[What this task involves] Leave out the pictures and copy everything else below exactly.

****************************************

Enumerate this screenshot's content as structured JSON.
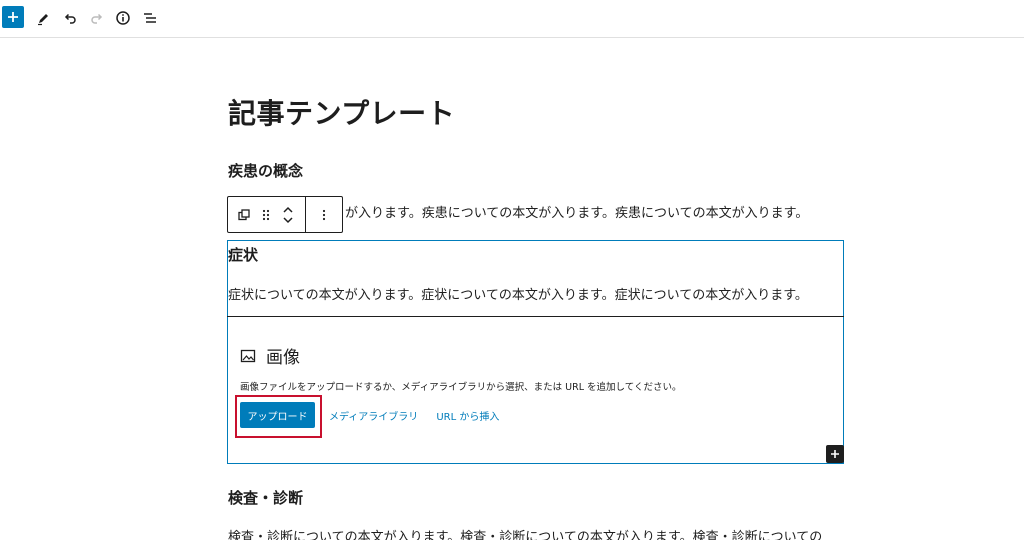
{
  "toolbar": {
    "add_icon": "plus-icon",
    "edit_icon": "pencil-icon",
    "undo_icon": "undo-icon",
    "redo_icon": "redo-icon",
    "info_icon": "info-icon",
    "list_view_icon": "list-view-icon",
    "accent_color": "#007cba"
  },
  "post": {
    "title": "記事テンプレート",
    "sections": [
      {
        "heading": "疾患の概念",
        "paragraph_visible": "が入ります。疾患についての本文が入ります。疾患についての本文が入ります。"
      },
      {
        "heading": "症状",
        "paragraph": "症状についての本文が入ります。症状についての本文が入ります。症状についての本文が入ります。"
      },
      {
        "heading": "検査・診断",
        "paragraph": "検査・診断についての本文が入ります。検査・診断についての本文が入ります。検査・診断についての"
      }
    ]
  },
  "block_toolbar": {
    "transform_icon": "copy-icon",
    "drag_icon": "drag-handle-icon",
    "move_icon": "chevron-up-down-icon",
    "options_icon": "more-vertical-icon"
  },
  "image_block": {
    "icon": "image-icon",
    "label": "画像",
    "instructions": "画像ファイルをアップロードするか、メディアライブラリから選択、または URL を追加してください。",
    "upload_label": "アップロード",
    "media_library_label": "メディアライブラリ",
    "insert_url_label": "URL から挿入"
  },
  "inserter": {
    "icon": "plus-icon"
  },
  "highlight_color": "#c8102e"
}
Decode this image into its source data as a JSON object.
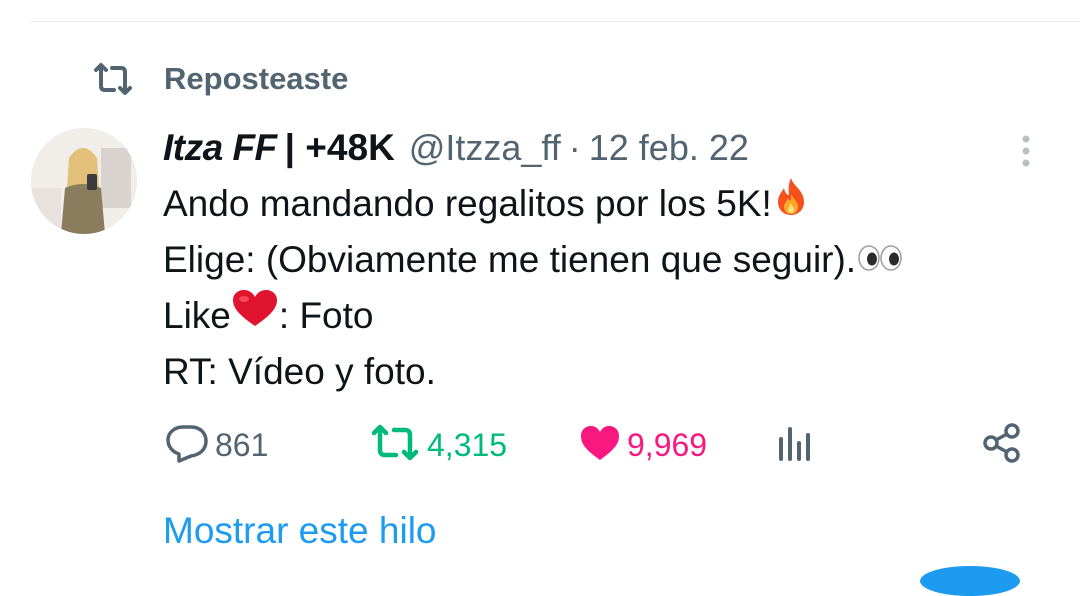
{
  "repost": {
    "label": "Reposteaste",
    "icon": "repost-icon"
  },
  "tweet": {
    "display_name": "Itza FF",
    "name_suffix": "| +48K",
    "handle": "@Itzza_ff",
    "separator": "·",
    "date": "12 feb. 22",
    "lines": [
      {
        "text": "Ando mandando regalitos por los 5K!",
        "emoji": "fire-emoji"
      },
      {
        "text": "Elige: (Obviamente me tienen que seguir).",
        "emoji": "eyes-emoji"
      },
      {
        "text_before": "Like",
        "emoji": "heart-emoji",
        "text_after": ": Foto"
      },
      {
        "text": "RT: Vídeo y foto."
      }
    ]
  },
  "actions": {
    "replies": "861",
    "reposts": "4,315",
    "likes": "9,969"
  },
  "colors": {
    "repost_active": "#00ba7c",
    "like_active": "#f91880",
    "link": "#1d9bf0",
    "muted": "#536471"
  },
  "show_thread": "Mostrar este hilo"
}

****************************************

[Result of this task]
Enumerate this screenshot's content as structured JSON.
{
  "toolbar": {
    "add_icon": "plus-icon",
    "edit_icon": "pencil-icon",
    "undo_icon": "undo-icon",
    "redo_icon": "redo-icon",
    "info_icon": "info-icon",
    "list_view_icon": "list-view-icon",
    "accent_color": "#007cba"
  },
  "post": {
    "title": "記事テンプレート",
    "sections": [
      {
        "heading": "疾患の概念",
        "paragraph_visible": "が入ります。疾患についての本文が入ります。疾患についての本文が入ります。"
      },
      {
        "heading": "症状",
        "paragraph": "症状についての本文が入ります。症状についての本文が入ります。症状についての本文が入ります。"
      },
      {
        "heading": "検査・診断",
        "paragraph": "検査・診断についての本文が入ります。検査・診断についての本文が入ります。検査・診断についての"
      }
    ]
  },
  "block_toolbar": {
    "transform_icon": "copy-icon",
    "drag_icon": "drag-handle-icon",
    "move_icon": "chevron-up-down-icon",
    "options_icon": "more-vertical-icon"
  },
  "image_block": {
    "icon": "image-icon",
    "label": "画像",
    "instructions": "画像ファイルをアップロードするか、メディアライブラリから選択、または URL を追加してください。",
    "upload_label": "アップロード",
    "media_library_label": "メディアライブラリ",
    "insert_url_label": "URL から挿入"
  },
  "inserter": {
    "icon": "plus-icon"
  },
  "highlight_color": "#c8102e"
}
Decode this image into its source data as a JSON object.
{
  "repost": {
    "label": "Reposteaste",
    "icon": "repost-icon"
  },
  "tweet": {
    "display_name": "Itza FF",
    "name_suffix": "| +48K",
    "handle": "@Itzza_ff",
    "separator": "·",
    "date": "12 feb. 22",
    "lines": [
      {
        "text": "Ando mandando regalitos por los 5K!",
        "emoji": "fire-emoji"
      },
      {
        "text": "Elige: (Obviamente me tienen que seguir).",
        "emoji": "eyes-emoji"
      },
      {
        "text_before": "Like",
        "emoji": "heart-emoji",
        "text_after": ": Foto"
      },
      {
        "text": "RT: Vídeo y foto."
      }
    ]
  },
  "actions": {
    "replies": "861",
    "reposts": "4,315",
    "likes": "9,969"
  },
  "colors": {
    "repost_active": "#00ba7c",
    "like_active": "#f91880",
    "link": "#1d9bf0",
    "muted": "#536471"
  },
  "show_thread": "Mostrar este hilo"
}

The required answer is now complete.